**PROBLEM REQUIREMENTS:**
Starting at the line with "What text is on this page?" and stopping at the final line, retype the data below exactly; do not carry over any pictures.

**DATA EXTRACT:**

::::

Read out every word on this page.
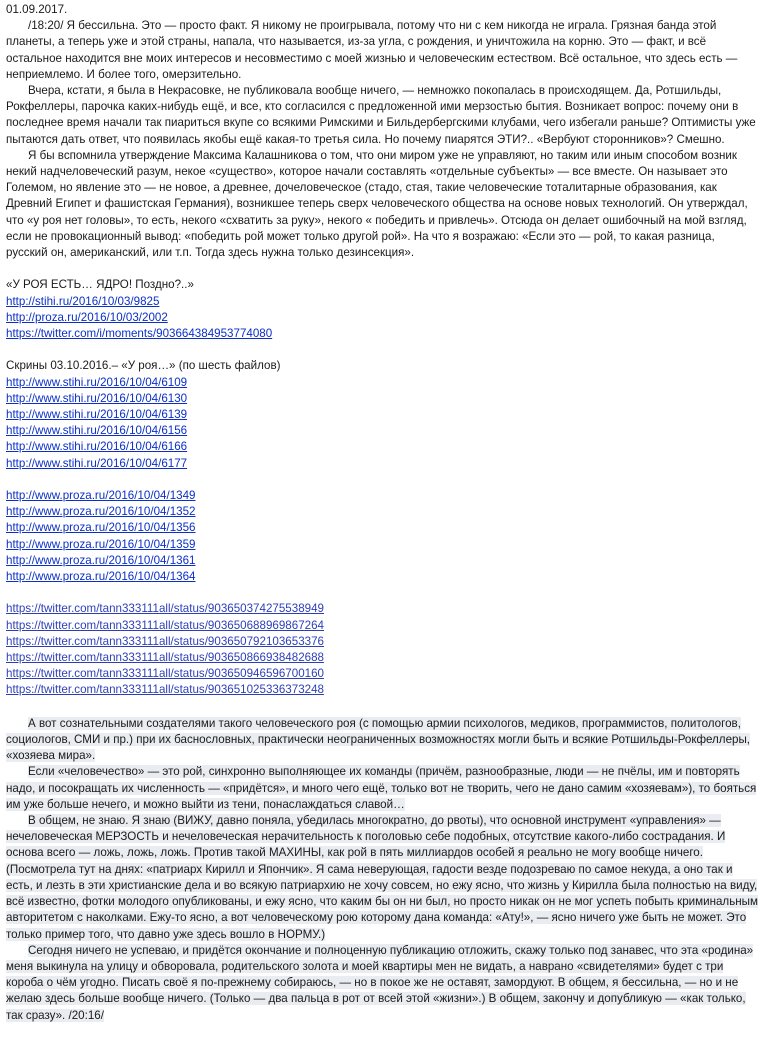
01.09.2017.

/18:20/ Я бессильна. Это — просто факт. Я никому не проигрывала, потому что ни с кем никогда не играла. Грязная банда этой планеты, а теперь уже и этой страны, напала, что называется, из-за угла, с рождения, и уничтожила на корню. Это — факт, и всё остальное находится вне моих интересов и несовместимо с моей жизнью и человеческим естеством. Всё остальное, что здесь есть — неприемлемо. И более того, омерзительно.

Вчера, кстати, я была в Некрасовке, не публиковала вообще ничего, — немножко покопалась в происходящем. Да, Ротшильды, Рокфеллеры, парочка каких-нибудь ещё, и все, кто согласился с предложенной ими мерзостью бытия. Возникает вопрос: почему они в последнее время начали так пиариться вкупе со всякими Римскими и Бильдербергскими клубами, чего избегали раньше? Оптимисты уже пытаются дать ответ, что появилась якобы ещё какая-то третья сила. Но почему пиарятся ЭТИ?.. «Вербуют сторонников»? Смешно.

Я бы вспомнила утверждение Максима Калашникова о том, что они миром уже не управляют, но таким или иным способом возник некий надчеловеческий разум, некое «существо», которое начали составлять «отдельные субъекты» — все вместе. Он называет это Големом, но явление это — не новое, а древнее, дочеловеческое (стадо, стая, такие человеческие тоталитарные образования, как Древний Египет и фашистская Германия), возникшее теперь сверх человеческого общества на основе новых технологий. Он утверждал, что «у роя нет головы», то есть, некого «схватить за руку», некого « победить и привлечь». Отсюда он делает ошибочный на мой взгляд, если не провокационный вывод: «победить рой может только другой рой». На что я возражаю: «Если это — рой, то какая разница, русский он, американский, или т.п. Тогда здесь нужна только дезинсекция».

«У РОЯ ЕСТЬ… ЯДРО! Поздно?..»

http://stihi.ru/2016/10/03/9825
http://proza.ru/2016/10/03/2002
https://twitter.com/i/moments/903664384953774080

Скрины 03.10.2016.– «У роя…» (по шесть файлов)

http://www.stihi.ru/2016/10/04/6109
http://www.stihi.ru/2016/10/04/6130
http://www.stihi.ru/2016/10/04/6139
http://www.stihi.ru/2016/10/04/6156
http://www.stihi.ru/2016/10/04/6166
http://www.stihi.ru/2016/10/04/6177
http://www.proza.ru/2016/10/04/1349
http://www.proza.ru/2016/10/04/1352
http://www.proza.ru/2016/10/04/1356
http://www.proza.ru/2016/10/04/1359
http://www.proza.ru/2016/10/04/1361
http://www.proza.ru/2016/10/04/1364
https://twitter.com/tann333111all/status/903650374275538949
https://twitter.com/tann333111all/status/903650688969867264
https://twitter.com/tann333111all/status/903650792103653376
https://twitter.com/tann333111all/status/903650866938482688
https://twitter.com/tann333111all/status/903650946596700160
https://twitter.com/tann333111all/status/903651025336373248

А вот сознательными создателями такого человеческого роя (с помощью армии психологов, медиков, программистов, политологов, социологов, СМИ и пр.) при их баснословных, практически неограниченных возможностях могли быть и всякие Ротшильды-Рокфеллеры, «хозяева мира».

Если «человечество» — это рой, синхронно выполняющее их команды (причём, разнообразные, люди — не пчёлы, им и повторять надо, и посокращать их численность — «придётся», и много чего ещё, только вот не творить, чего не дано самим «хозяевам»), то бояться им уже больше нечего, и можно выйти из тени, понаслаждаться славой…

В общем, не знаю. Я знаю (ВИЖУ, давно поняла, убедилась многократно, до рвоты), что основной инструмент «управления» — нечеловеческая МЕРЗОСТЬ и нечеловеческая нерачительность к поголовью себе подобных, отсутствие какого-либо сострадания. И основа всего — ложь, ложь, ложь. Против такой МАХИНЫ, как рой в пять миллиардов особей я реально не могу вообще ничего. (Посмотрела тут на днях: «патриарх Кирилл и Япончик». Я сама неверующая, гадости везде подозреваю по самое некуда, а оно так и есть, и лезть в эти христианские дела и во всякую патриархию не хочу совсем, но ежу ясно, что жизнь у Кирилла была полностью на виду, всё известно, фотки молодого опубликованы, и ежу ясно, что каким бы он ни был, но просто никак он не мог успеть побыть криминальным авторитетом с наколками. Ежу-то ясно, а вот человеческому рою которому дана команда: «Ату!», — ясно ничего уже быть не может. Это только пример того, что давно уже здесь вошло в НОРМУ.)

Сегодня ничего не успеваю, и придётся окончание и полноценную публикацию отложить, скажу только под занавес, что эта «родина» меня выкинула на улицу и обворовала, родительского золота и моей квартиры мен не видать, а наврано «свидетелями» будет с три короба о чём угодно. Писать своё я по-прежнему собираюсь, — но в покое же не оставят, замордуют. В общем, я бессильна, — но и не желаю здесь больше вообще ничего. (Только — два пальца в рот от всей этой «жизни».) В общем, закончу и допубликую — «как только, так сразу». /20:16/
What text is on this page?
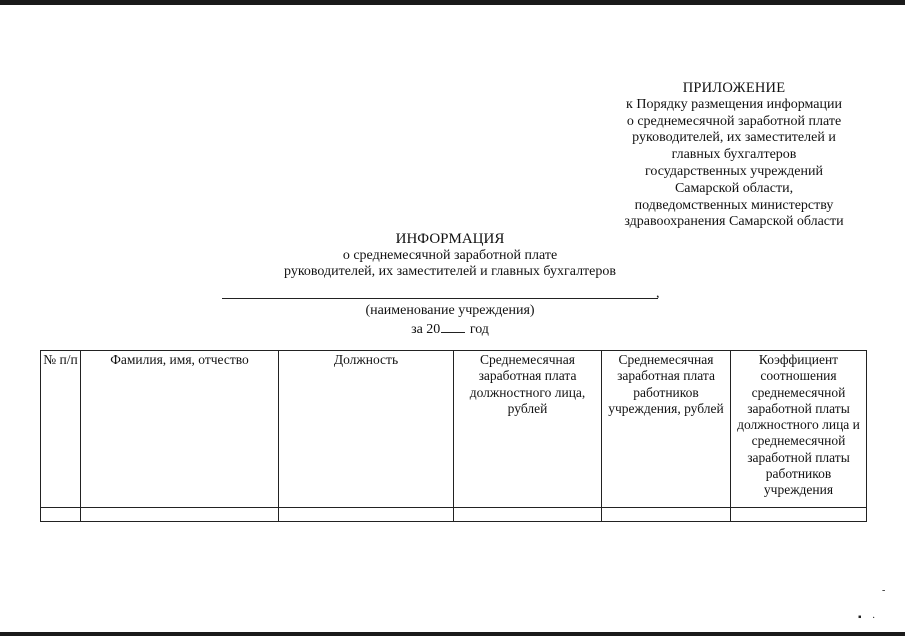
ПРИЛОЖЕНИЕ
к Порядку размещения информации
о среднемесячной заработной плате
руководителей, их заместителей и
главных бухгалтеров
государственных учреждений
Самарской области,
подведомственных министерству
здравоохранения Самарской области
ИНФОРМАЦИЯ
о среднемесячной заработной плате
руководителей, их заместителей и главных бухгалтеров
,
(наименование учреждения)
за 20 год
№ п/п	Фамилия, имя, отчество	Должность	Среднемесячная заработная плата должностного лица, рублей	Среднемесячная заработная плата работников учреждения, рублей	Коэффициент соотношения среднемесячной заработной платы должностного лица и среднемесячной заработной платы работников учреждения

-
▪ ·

::::

**FINISHED ANSWER:**
What text is on this page?
ПРИЛОЖЕНИЕ
к Порядку размещения информации
о среднемесячной заработной плате
руководителей, их заместителей и
главных бухгалтеров
государственных учреждений
Самарской области,
подведомственных министерству
здравоохранения Самарской области
ИНФОРМАЦИЯ
о среднемесячной заработной плате
руководителей, их заместителей и главных бухгалтеров
,
(наименование учреждения)
за 20 год
№ п/п	Фамилия, имя, отчество	Должность	Среднемесячная заработная плата должностного лица, рублей	Среднемесячная заработная плата работников учреждения, рублей	Коэффициент соотношения среднемесячной заработной платы должностного лица и среднемесячной заработной платы работников учреждения

-
▪ ·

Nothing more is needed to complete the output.